TASK DIRECTIONS: Below are the records; locate each line with the word "circle" and copy it.

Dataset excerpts

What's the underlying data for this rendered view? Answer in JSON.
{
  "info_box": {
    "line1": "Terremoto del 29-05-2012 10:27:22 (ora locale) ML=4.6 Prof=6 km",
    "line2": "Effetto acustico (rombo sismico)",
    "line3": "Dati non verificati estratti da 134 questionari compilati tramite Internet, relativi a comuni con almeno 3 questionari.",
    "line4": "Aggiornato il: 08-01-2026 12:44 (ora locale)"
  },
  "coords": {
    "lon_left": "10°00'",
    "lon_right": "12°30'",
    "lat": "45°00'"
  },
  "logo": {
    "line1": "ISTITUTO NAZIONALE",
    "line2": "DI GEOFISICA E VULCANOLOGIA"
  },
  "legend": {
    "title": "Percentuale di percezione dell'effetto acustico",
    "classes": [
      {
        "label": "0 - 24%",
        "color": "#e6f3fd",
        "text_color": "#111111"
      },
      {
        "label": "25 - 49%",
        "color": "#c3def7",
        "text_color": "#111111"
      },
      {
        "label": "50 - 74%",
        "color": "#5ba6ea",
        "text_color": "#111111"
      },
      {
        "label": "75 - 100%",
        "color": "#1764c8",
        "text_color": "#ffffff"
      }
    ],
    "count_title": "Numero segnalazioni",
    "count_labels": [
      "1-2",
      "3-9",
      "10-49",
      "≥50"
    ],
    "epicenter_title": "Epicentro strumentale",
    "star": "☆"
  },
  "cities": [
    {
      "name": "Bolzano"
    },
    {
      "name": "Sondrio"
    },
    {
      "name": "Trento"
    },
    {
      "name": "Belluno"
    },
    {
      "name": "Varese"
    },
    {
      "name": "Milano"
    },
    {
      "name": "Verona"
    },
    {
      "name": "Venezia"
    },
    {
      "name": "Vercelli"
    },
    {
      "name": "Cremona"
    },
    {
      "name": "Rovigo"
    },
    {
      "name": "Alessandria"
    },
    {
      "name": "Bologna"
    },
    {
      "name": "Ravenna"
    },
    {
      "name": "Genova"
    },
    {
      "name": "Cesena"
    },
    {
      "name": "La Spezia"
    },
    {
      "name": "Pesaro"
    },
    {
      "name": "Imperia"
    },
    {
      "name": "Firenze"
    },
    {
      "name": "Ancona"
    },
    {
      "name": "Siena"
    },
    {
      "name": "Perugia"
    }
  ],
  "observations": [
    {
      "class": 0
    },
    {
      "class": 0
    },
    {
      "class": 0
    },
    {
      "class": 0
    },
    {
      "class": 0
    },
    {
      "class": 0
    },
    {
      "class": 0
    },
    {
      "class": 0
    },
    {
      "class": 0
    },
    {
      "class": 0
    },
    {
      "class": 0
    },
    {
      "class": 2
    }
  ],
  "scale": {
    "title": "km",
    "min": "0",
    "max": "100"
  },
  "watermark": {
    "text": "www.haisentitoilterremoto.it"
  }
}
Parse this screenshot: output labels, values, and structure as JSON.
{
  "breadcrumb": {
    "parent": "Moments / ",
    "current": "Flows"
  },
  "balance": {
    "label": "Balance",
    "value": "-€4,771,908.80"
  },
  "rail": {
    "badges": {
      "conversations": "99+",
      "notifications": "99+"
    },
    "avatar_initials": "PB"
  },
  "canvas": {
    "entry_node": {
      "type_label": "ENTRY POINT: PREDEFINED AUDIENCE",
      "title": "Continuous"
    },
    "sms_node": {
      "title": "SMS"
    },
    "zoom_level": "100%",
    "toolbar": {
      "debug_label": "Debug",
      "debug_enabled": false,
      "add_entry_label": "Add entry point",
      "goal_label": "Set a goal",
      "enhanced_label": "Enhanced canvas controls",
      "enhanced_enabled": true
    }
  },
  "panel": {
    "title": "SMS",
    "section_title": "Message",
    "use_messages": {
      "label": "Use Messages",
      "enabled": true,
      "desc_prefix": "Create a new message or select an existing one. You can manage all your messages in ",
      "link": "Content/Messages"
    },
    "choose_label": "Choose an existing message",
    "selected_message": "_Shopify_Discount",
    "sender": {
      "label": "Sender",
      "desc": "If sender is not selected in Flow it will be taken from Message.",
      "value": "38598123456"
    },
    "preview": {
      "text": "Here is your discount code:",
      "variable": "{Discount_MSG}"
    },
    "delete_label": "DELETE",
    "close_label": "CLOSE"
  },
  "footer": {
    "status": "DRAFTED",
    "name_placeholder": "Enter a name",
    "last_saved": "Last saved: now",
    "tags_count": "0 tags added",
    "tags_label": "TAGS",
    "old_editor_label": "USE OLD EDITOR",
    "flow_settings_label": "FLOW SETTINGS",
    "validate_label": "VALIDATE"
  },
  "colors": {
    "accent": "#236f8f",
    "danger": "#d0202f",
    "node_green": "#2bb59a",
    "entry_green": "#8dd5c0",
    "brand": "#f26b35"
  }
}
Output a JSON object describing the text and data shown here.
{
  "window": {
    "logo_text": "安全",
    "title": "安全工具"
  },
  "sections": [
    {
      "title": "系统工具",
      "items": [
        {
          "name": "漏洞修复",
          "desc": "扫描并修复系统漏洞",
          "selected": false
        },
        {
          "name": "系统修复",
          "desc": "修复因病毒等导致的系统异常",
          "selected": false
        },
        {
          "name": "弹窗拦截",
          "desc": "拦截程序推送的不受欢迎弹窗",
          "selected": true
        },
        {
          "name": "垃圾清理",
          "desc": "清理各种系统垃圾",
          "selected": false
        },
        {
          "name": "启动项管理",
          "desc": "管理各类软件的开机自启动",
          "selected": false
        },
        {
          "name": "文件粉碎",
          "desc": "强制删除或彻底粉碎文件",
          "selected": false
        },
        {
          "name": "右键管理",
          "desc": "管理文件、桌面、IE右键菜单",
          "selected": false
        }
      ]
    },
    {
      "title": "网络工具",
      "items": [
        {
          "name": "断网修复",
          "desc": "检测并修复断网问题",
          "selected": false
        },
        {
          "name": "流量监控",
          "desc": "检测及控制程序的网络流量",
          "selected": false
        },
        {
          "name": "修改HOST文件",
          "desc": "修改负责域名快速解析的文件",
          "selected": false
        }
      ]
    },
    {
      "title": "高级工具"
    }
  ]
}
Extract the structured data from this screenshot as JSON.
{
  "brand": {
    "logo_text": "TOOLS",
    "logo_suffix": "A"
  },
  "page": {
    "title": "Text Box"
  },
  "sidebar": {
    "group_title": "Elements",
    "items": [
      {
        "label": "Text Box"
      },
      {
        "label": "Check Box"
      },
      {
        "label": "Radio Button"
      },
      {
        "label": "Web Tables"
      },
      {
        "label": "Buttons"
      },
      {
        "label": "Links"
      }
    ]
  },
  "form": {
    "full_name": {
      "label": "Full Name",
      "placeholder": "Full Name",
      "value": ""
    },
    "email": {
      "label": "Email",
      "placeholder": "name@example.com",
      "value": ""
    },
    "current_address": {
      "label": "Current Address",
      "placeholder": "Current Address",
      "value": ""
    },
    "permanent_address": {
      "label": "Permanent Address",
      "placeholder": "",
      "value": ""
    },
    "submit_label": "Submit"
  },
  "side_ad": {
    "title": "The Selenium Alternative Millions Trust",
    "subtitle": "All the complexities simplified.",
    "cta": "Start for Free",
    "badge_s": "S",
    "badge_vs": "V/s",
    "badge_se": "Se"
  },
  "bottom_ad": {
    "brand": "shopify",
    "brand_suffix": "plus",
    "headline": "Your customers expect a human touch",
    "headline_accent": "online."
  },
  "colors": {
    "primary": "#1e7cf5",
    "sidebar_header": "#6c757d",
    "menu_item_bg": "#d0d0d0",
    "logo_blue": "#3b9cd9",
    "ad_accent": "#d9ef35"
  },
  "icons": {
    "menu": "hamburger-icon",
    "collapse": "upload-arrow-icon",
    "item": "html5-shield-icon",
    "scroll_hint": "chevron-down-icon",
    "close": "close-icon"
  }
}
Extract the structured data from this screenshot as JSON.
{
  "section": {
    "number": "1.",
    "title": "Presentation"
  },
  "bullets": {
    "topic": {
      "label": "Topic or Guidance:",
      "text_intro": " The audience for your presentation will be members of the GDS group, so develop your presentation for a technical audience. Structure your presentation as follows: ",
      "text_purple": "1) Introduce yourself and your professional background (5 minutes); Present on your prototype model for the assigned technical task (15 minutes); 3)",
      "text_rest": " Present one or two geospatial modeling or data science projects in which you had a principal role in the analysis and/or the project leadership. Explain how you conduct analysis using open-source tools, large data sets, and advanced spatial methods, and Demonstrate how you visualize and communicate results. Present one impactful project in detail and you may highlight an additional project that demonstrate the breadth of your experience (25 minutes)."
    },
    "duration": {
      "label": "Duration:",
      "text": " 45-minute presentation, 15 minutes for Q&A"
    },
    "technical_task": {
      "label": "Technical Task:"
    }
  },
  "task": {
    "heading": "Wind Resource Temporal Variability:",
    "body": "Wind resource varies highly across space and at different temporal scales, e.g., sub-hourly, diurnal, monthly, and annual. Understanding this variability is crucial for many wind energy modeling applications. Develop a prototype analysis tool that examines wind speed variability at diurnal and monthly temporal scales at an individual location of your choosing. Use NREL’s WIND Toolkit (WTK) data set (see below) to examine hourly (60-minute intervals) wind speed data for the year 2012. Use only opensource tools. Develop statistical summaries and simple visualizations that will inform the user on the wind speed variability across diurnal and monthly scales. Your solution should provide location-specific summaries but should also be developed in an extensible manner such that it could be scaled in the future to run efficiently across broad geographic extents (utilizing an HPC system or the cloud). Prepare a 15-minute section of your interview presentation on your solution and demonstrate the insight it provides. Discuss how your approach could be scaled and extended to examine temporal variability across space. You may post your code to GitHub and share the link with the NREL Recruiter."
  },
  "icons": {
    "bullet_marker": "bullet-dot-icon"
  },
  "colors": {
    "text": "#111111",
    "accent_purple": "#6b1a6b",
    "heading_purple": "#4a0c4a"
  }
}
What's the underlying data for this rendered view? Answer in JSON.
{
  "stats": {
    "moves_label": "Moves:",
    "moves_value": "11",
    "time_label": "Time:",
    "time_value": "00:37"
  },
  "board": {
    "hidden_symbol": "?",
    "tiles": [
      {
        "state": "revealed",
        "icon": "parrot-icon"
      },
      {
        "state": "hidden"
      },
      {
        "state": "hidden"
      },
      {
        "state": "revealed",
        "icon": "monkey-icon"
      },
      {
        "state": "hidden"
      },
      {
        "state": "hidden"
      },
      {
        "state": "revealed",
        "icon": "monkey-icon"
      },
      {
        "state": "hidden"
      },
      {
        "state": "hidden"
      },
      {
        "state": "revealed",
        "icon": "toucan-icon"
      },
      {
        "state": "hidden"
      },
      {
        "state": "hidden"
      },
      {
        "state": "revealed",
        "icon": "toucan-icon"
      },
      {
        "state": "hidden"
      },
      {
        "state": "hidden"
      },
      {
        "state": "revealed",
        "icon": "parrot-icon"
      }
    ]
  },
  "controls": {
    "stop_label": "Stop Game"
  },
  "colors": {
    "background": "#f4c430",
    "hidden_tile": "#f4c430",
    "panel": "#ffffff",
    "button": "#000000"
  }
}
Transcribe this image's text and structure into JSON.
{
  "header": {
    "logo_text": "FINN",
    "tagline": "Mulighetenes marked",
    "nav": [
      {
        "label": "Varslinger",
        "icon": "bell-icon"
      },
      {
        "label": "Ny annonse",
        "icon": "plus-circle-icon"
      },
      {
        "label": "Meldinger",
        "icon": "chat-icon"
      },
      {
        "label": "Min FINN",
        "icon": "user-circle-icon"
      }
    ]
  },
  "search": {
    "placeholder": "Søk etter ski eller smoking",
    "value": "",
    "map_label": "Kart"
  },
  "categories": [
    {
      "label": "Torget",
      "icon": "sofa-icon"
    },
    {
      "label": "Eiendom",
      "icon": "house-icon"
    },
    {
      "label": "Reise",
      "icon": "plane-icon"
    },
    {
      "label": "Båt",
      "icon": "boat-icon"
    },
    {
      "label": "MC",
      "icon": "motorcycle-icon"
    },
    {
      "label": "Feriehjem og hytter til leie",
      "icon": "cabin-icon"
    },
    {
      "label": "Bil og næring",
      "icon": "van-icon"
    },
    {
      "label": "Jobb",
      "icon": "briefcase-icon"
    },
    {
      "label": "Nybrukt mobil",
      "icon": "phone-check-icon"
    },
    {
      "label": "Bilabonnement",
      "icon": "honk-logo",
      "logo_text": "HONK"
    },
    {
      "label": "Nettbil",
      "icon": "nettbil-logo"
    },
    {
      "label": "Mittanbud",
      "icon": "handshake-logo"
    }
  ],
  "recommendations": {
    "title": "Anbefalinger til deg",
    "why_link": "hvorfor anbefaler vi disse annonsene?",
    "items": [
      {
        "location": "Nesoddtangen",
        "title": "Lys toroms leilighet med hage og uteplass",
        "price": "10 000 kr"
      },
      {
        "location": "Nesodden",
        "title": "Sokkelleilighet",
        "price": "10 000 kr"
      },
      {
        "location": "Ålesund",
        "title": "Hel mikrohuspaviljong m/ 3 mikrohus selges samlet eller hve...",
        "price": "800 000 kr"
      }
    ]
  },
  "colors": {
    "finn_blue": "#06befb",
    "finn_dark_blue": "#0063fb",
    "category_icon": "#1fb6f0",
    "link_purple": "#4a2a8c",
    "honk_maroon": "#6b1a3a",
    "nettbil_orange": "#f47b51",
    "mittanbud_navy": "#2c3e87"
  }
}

RESULT OF THE EXERCISE:
        "icon": "plus-circle-icon"
        "icon": "user-circle-icon"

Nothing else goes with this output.